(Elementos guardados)
#####
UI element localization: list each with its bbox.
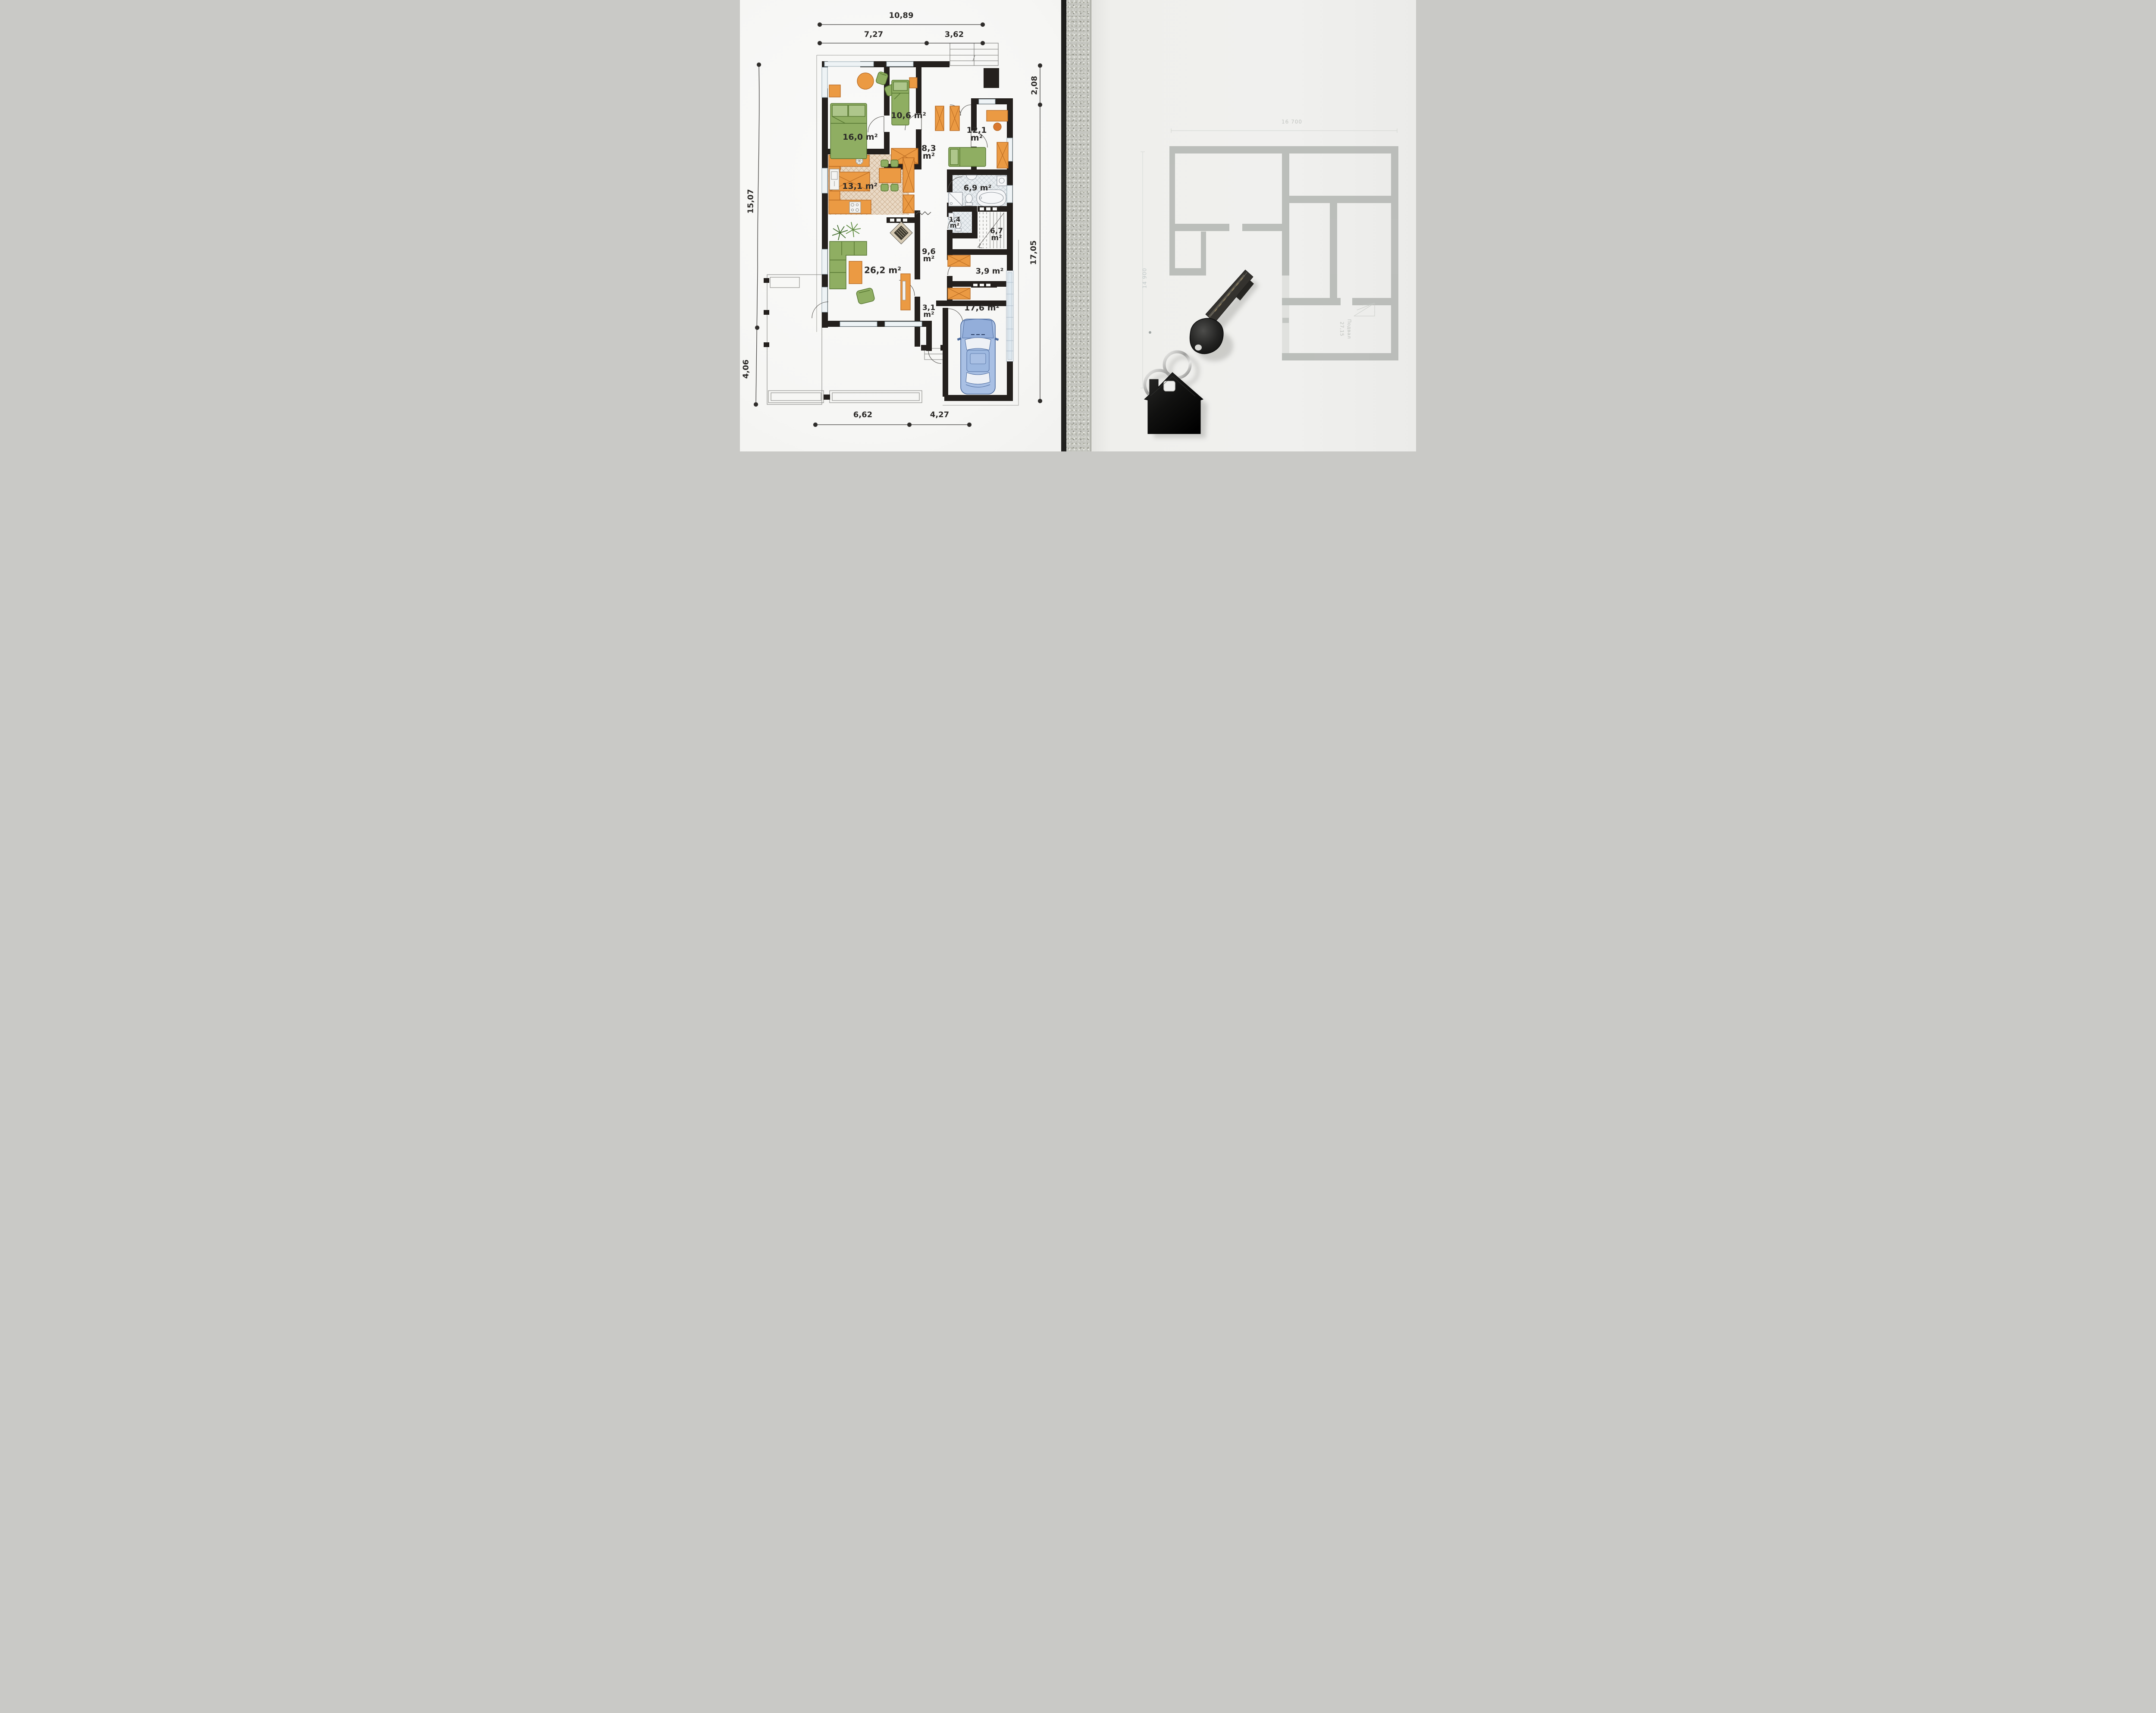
room-area-wc: 1,4m² [949,216,961,229]
key-head-hole [1195,344,1202,351]
dim-bottom-left: 6,62 [853,411,872,418]
room-area-corridor: 9,6m² [922,248,936,263]
key-with-keychain [1144,270,1259,438]
tv [903,281,906,300]
dim-bottom-right: 4,27 [930,411,949,418]
entrance-steps [950,43,998,66]
dim-right-upper: 2,08 [1031,76,1038,95]
dim-top-total: 10,89 [889,12,914,19]
room-area-bedroom-2: 10,6 m² [891,112,926,119]
room-area-storage: 3,9 m² [976,267,1004,275]
plans-and-key-graphics [740,0,1416,451]
room-area-entry: 3,1m² [922,304,935,318]
terrace-posts [764,278,830,400]
dim-left-lower: 4,06 [742,360,749,379]
car [957,319,999,394]
room-area-bedroom-main: 16,0 m² [843,133,878,141]
room-area-stairs: 6,7m² [990,228,1003,241]
basement-dim-left: 14 900 [1142,268,1147,288]
room-area-garage: 17,6 m² [964,304,1000,312]
room-area-hall: 8,3m² [921,144,936,160]
dim-top-right: 3,62 [945,31,964,38]
photo-of-floor-plans: 10,89 7,27 3,62 2,08 17,05 15,07 4,06 6,… [740,0,1416,451]
room-area-bedroom-3: 12,1m² [967,126,987,142]
dim-right-lower: 17,05 [1030,241,1037,265]
room-area-bathroom: 6,9 m² [964,184,992,191]
room-area-kitchen: 13,1 m² [842,182,877,190]
dim-left-upper: 15,07 [747,189,754,214]
dim-top-left: 7,27 [864,31,883,38]
room-area-living-room: 26,2 m² [864,266,901,275]
porch-column [984,68,999,88]
fireplace [890,222,912,244]
basement-plan [1141,128,1398,388]
basement-room-label: Подвал27,15 [1338,319,1353,339]
plants [832,222,861,240]
garage-door [1006,271,1013,361]
floor-plan [754,23,1042,427]
basement-dim-top: 16 700 [1282,119,1302,124]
#####
:: Tu tarea ::
Busca en el listado cada línea que contenga la palabra "bedroom" y cópiala tal cual. Ten en cuenta que se distinguen mayúsculas y minúsculas.

:: Respuesta ::
room-area-bedroom-2: 10,6 m² [891,112,926,119]
room-area-bedroom-main: 16,0 m² [843,133,878,141]
room-area-bedroom-3: 12,1m² [967,126,987,142]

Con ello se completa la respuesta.